• [TASK]
Keep only those lines of the records that include the string "Pulusu".

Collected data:

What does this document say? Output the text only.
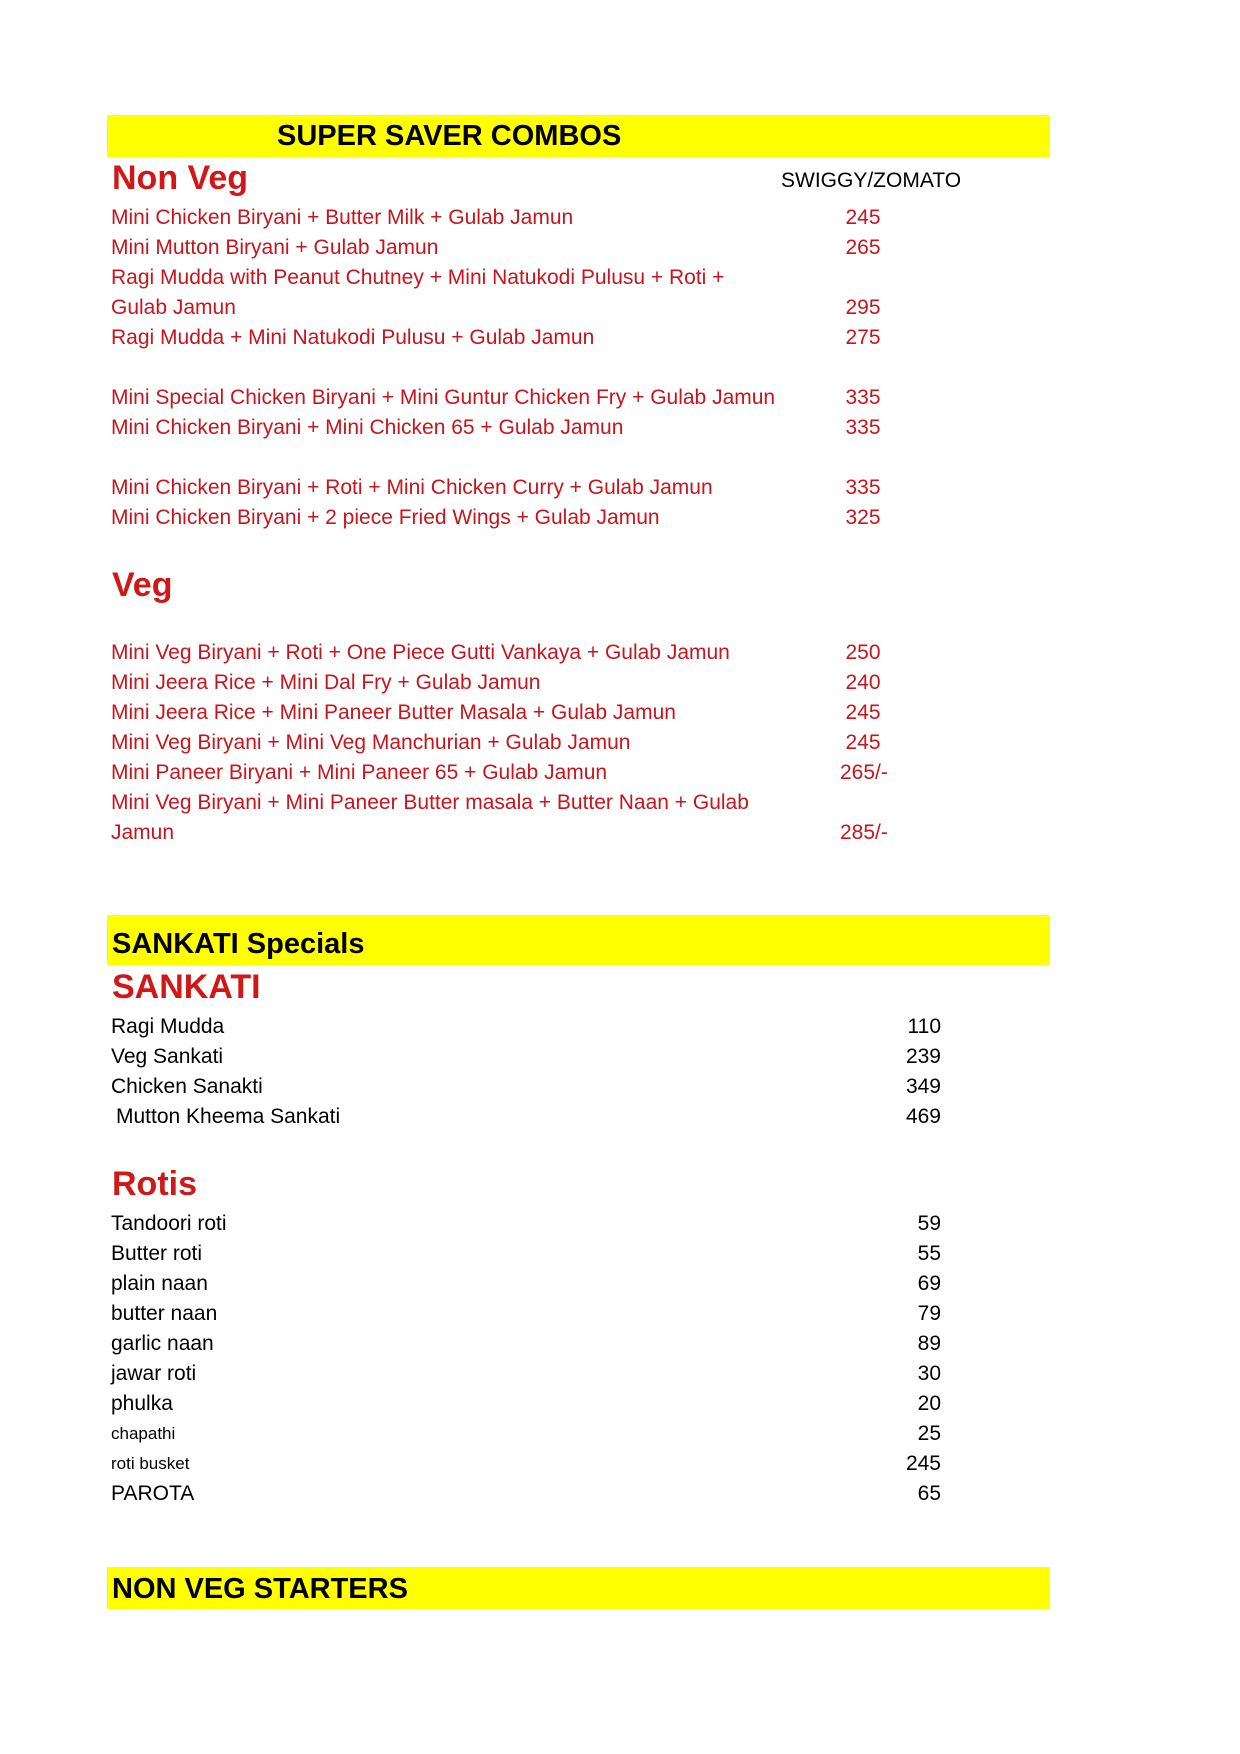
SUPER SAVER COMBOS
Non Veg	SWIGGY/ZOMATO
Mini Chicken Biryani + Butter Milk + Gulab Jamun	245
Mini Mutton Biryani + Gulab Jamun	265
Ragi Mudda with Peanut Chutney + Mini Natukodi Pulusu + Roti +
Gulab Jamun	295
Ragi Mudda + Mini Natukodi Pulusu + Gulab Jamun	275
Mini Special Chicken Biryani + Mini Guntur Chicken Fry + Gulab Jamun	335
Mini Chicken Biryani + Mini Chicken 65 + Gulab Jamun	335
Mini Chicken Biryani + Roti + Mini Chicken Curry + Gulab Jamun	335
Mini Chicken Biryani + 2 piece Fried Wings + Gulab Jamun	325
Veg
Mini Veg Biryani + Roti + One Piece Gutti Vankaya + Gulab Jamun	250
Mini Jeera Rice + Mini Dal Fry + Gulab Jamun	240
Mini Jeera Rice + Mini Paneer Butter Masala + Gulab Jamun	245
Mini Veg Biryani + Mini Veg Manchurian + Gulab Jamun	245
Mini Paneer Biryani + Mini Paneer 65 + Gulab Jamun	265/-
Mini Veg Biryani + Mini Paneer Butter masala + Butter Naan + Gulab
Jamun	285/-
SANKATI Specials
SANKATI
Ragi Mudda	110
Veg Sankati	239
Chicken Sanakti	349
Mutton Kheema Sankati	469
Rotis
Tandoori roti	59
Butter roti	55
plain naan	69
butter naan	79
garlic naan	89
jawar roti	30
phulka	20
chapathi	25
roti busket	245
PAROTA	65
NON VEG STARTERS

• [TASK ANSWER]
Ragi Mudda with Peanut Chutney + Mini Natukodi Pulusu + Roti +
Ragi Mudda + Mini Natukodi Pulusu + Gulab Jamun	275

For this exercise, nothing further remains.